Collection entries —
•••••
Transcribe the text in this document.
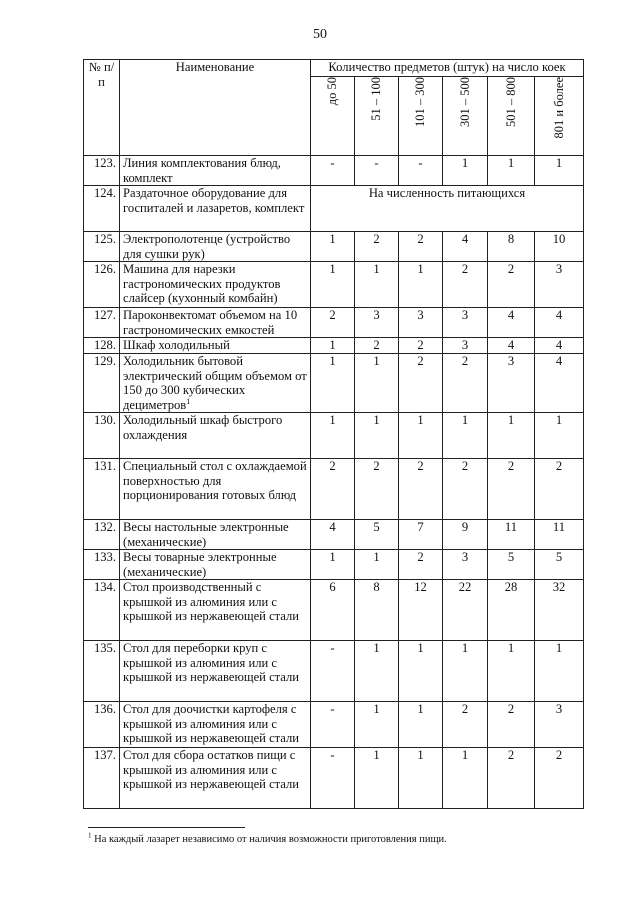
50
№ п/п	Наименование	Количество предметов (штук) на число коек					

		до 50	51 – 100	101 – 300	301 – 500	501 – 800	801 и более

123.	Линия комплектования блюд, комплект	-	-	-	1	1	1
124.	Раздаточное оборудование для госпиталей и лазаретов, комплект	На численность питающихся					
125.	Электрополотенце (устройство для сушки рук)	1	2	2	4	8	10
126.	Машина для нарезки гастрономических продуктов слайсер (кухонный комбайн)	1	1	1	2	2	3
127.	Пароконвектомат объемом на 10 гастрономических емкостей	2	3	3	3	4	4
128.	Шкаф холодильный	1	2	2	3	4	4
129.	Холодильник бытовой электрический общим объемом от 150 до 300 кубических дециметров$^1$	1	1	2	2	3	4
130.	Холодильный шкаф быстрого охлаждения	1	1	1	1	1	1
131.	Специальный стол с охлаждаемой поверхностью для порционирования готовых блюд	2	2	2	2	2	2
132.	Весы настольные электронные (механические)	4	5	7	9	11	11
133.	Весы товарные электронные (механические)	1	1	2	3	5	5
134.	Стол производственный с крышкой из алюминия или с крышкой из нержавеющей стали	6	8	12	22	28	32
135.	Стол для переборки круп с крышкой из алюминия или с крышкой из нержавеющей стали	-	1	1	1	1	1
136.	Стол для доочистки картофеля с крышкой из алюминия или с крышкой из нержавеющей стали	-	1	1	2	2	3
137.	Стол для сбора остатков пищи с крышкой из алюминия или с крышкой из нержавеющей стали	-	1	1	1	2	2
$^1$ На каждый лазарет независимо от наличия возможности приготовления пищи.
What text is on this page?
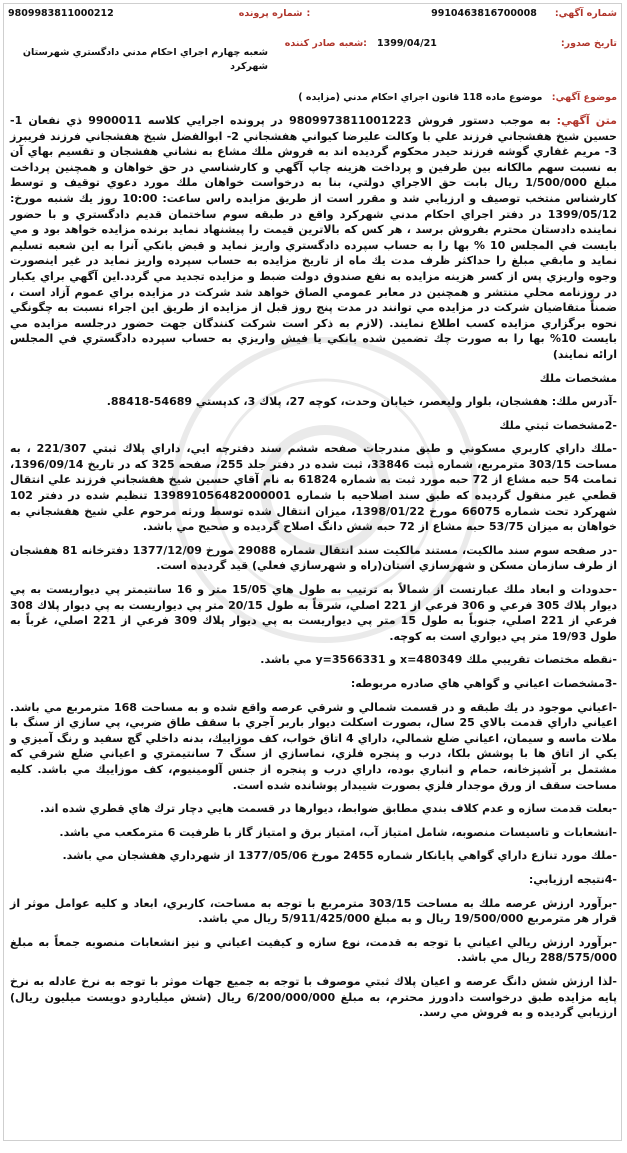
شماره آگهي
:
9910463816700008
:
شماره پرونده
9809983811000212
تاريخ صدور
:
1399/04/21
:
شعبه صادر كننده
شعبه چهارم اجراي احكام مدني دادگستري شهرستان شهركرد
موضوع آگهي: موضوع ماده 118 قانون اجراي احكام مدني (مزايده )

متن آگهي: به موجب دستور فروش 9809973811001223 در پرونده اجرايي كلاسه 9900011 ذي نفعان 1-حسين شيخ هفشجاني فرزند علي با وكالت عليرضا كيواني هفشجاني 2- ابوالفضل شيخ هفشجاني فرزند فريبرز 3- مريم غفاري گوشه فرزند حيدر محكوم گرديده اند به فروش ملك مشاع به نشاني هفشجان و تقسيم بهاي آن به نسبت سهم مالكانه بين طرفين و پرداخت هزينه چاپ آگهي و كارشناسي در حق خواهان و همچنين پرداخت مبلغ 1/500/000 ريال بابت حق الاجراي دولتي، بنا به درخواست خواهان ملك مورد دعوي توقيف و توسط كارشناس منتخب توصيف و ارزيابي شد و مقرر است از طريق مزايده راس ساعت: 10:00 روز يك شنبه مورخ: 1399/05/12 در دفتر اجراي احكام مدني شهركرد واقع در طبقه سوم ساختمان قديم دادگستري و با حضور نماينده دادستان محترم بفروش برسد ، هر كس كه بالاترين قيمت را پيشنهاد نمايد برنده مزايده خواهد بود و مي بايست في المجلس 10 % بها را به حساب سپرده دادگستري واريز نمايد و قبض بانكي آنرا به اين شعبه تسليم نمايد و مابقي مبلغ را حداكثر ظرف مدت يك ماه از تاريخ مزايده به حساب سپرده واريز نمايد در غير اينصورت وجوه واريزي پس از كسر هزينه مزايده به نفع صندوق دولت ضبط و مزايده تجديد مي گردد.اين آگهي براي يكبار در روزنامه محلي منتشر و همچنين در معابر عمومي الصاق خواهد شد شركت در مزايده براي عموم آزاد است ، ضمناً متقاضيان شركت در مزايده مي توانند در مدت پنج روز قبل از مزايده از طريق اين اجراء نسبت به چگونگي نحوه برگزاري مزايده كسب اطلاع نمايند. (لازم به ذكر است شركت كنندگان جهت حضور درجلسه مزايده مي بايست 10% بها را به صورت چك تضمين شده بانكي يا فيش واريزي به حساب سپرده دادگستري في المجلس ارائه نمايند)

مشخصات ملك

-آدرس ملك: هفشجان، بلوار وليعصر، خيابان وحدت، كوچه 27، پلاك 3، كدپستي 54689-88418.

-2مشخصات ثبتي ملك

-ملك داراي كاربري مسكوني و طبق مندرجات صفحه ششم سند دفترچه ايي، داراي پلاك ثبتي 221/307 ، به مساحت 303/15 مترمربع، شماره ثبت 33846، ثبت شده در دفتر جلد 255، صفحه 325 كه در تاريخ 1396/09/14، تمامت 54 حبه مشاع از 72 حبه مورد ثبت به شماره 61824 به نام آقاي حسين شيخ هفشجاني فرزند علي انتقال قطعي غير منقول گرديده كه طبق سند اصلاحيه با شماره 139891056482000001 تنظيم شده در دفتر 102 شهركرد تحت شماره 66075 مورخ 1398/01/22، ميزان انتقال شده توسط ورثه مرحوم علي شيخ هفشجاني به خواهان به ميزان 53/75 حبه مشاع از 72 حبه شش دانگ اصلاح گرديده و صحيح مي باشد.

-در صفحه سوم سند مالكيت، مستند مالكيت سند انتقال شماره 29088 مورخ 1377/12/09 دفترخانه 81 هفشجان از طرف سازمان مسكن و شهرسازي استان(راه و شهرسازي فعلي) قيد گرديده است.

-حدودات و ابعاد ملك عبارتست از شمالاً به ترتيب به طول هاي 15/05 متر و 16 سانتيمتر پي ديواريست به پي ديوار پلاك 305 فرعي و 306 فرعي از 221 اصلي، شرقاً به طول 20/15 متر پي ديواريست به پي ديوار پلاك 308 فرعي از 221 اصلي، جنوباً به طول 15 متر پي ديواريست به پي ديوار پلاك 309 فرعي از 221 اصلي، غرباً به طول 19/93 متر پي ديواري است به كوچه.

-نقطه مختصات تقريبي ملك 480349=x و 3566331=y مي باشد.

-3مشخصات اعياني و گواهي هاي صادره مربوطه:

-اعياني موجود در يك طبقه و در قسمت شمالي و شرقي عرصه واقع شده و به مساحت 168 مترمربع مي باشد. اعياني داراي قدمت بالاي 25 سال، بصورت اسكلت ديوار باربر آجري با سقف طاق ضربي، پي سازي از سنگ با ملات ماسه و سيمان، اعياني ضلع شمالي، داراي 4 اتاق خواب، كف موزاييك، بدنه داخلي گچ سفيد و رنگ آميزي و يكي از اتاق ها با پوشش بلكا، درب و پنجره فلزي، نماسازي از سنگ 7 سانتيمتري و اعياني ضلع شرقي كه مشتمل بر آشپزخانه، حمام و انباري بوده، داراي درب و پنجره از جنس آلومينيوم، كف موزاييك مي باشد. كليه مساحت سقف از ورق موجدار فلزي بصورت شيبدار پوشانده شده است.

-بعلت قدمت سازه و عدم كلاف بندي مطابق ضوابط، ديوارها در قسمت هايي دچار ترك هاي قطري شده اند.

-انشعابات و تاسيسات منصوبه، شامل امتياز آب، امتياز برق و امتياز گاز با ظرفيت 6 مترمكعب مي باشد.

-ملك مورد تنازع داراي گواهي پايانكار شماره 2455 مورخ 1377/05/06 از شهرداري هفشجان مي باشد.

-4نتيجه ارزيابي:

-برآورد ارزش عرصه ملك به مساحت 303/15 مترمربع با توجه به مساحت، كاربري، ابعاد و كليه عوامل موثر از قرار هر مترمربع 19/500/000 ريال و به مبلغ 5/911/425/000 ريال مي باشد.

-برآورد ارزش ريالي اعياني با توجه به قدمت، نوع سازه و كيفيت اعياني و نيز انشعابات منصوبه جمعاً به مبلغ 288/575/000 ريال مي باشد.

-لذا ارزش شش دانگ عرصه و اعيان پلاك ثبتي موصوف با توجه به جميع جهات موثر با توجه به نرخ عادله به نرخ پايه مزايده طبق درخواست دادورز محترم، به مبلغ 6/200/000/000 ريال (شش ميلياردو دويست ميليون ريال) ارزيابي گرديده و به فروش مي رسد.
•••••
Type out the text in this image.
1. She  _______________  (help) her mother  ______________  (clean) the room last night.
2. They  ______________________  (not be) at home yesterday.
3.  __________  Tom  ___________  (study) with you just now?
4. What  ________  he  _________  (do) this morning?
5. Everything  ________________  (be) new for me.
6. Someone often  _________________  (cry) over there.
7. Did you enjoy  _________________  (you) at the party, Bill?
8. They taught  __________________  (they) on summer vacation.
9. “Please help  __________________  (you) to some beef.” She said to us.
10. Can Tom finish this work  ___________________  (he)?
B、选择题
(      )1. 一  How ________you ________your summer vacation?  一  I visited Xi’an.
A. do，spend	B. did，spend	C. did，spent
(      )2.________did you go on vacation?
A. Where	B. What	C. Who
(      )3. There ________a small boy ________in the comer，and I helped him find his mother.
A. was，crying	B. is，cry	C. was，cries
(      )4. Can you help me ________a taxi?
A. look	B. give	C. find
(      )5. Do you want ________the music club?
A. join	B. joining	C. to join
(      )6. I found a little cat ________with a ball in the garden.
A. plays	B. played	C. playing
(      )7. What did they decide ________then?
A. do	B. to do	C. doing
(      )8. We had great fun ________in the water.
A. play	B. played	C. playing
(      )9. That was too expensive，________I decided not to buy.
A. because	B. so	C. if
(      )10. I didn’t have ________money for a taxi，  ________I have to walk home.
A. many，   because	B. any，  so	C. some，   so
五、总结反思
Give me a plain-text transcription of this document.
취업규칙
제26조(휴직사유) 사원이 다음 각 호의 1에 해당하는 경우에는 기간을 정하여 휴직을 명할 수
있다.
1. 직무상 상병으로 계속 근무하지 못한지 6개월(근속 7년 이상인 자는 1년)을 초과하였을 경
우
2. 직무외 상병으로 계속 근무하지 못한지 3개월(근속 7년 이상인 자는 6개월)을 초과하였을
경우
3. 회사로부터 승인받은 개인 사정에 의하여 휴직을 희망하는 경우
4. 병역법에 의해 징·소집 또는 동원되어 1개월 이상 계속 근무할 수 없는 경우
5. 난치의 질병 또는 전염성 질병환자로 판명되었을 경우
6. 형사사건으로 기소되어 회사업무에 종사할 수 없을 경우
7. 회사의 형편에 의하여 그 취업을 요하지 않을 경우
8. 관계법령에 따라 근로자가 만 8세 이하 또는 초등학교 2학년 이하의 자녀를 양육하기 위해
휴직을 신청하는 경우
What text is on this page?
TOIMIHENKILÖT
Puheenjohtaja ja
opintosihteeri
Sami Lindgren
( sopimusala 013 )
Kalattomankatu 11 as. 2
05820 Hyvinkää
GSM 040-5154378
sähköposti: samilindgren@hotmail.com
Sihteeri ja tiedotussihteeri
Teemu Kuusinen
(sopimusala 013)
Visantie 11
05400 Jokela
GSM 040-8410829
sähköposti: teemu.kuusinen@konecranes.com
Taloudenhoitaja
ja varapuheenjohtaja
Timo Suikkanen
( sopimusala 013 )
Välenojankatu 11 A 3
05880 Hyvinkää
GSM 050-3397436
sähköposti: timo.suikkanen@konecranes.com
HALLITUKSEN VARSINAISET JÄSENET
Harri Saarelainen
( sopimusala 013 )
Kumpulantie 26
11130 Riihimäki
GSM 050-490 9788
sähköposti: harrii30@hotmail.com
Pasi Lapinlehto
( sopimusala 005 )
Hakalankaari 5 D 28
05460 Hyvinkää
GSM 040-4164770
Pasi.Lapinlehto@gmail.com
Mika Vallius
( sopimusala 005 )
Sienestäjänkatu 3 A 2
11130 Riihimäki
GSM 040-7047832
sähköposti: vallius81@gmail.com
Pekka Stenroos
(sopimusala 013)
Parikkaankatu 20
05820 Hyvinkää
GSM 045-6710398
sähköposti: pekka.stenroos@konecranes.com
•••••
GIVEN EXERCISE — Search the listing above for the string "vacation". Copy every line that contains it.

TASK RESULT —
8. They taught  __________________  (they) on summer vacation.
(      )1. 一  How ________you ________your summer vacation?  一  I visited Xi’an.
(      )2.________did you go on vacation?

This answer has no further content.